— begin Records for this exercise —

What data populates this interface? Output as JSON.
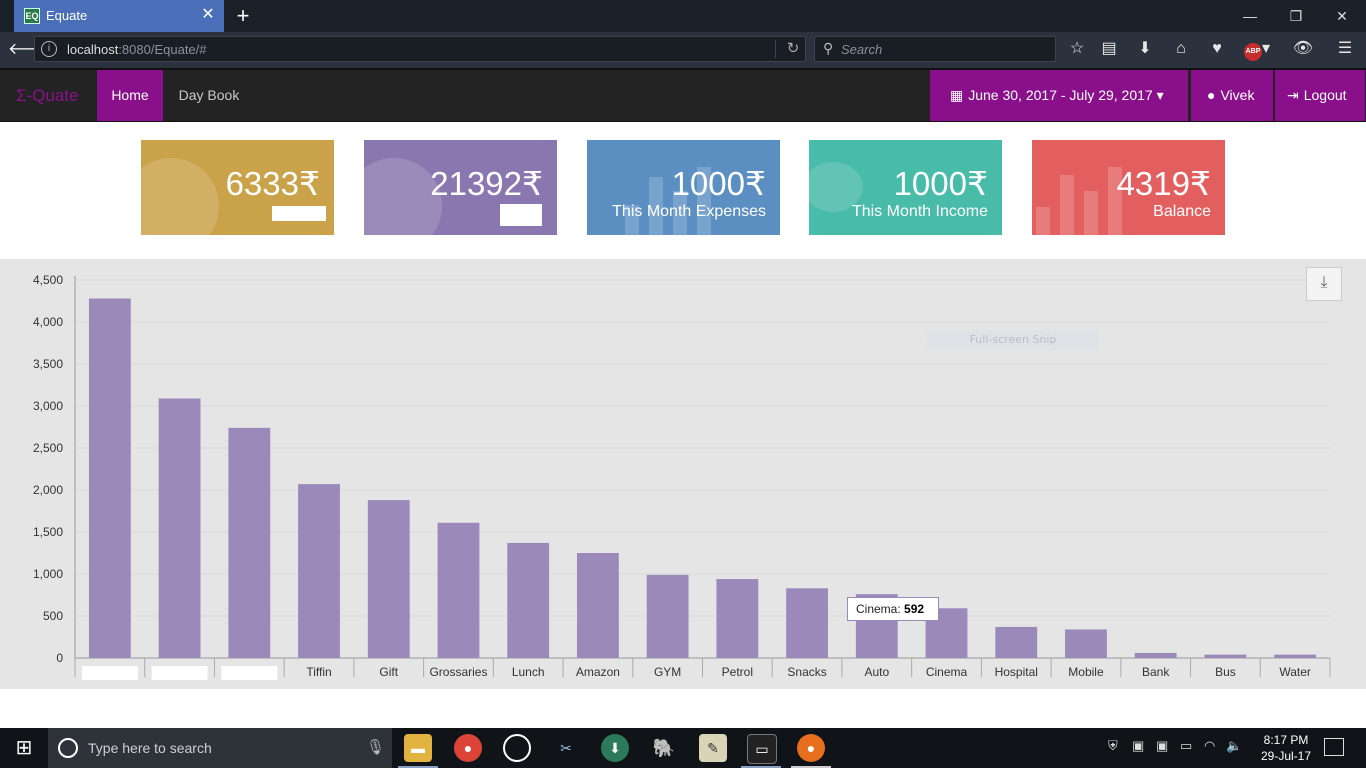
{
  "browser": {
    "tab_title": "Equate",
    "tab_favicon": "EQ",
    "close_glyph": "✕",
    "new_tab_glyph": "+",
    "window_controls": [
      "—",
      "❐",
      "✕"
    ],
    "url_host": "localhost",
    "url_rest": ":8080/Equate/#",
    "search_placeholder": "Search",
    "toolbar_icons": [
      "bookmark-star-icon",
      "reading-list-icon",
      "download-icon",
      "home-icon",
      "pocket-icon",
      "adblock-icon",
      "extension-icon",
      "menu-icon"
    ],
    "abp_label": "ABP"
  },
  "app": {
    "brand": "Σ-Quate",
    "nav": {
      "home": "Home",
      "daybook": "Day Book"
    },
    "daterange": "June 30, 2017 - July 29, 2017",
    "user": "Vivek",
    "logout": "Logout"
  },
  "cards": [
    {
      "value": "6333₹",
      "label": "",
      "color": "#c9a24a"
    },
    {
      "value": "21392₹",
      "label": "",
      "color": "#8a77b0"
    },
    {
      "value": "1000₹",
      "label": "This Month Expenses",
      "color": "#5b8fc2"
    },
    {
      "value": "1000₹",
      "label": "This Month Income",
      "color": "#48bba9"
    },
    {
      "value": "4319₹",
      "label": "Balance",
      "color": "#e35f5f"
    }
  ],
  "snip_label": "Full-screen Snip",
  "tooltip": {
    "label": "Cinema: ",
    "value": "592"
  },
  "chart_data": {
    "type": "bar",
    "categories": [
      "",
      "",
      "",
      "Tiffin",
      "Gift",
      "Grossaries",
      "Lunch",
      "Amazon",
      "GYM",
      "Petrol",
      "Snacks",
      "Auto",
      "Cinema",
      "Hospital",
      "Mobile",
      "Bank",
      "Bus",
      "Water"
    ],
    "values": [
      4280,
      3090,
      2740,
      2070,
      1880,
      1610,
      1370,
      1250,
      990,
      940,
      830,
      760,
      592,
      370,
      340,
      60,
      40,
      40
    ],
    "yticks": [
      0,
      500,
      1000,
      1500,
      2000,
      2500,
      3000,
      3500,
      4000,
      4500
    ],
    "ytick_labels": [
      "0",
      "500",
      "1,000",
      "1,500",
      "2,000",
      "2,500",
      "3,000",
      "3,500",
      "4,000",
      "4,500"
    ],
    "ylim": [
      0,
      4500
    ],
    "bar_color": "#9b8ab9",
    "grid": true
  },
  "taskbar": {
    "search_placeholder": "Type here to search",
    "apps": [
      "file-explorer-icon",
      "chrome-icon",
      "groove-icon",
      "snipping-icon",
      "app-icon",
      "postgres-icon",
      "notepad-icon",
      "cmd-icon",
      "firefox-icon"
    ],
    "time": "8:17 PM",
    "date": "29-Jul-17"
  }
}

— end Records for this exercise —

Exercise goal:
Return the whole listing, word for word, and leave out every picture.

Response to the exercise:
What data populates this interface? Output as JSON.
{
  "browser": {
    "tab_title": "Equate",
    "tab_favicon": "EQ",
    "close_glyph": "✕",
    "new_tab_glyph": "+",
    "window_controls": [
      "—",
      "❐",
      "✕"
    ],
    "url_host": "localhost",
    "url_rest": ":8080/Equate/#",
    "search_placeholder": "Search",
    "toolbar_icons": [
      "bookmark-star-icon",
      "reading-list-icon",
      "download-icon",
      "home-icon",
      "pocket-icon",
      "adblock-icon",
      "extension-icon",
      "menu-icon"
    ],
    "abp_label": "ABP"
  },
  "app": {
    "brand": "Σ-Quate",
    "nav": {
      "home": "Home",
      "daybook": "Day Book"
    },
    "daterange": "June 30, 2017 - July 29, 2017",
    "user": "Vivek",
    "logout": "Logout"
  },
  "cards": [
    {
      "value": "6333₹",
      "label": "",
      "color": "#c9a24a"
    },
    {
      "value": "21392₹",
      "label": "",
      "color": "#8a77b0"
    },
    {
      "value": "1000₹",
      "label": "This Month Expenses",
      "color": "#5b8fc2"
    },
    {
      "value": "1000₹",
      "label": "This Month Income",
      "color": "#48bba9"
    },
    {
      "value": "4319₹",
      "label": "Balance",
      "color": "#e35f5f"
    }
  ],
  "snip_label": "Full-screen Snip",
  "tooltip": {
    "label": "Cinema: ",
    "value": "592"
  },
  "chart_data": {
    "type": "bar",
    "categories": [
      "",
      "",
      "",
      "Tiffin",
      "Gift",
      "Grossaries",
      "Lunch",
      "Amazon",
      "GYM",
      "Petrol",
      "Snacks",
      "Auto",
      "Cinema",
      "Hospital",
      "Mobile",
      "Bank",
      "Bus",
      "Water"
    ],
    "values": [
      4280,
      3090,
      2740,
      2070,
      1880,
      1610,
      1370,
      1250,
      990,
      940,
      830,
      760,
      592,
      370,
      340,
      60,
      40,
      40
    ],
    "yticks": [
      0,
      500,
      1000,
      1500,
      2000,
      2500,
      3000,
      3500,
      4000,
      4500
    ],
    "ytick_labels": [
      "0",
      "500",
      "1,000",
      "1,500",
      "2,000",
      "2,500",
      "3,000",
      "3,500",
      "4,000",
      "4,500"
    ],
    "ylim": [
      0,
      4500
    ],
    "bar_color": "#9b8ab9",
    "grid": true
  },
  "taskbar": {
    "search_placeholder": "Type here to search",
    "apps": [
      "file-explorer-icon",
      "chrome-icon",
      "groove-icon",
      "snipping-icon",
      "app-icon",
      "postgres-icon",
      "notepad-icon",
      "cmd-icon",
      "firefox-icon"
    ],
    "time": "8:17 PM",
    "date": "29-Jul-17"
  }
}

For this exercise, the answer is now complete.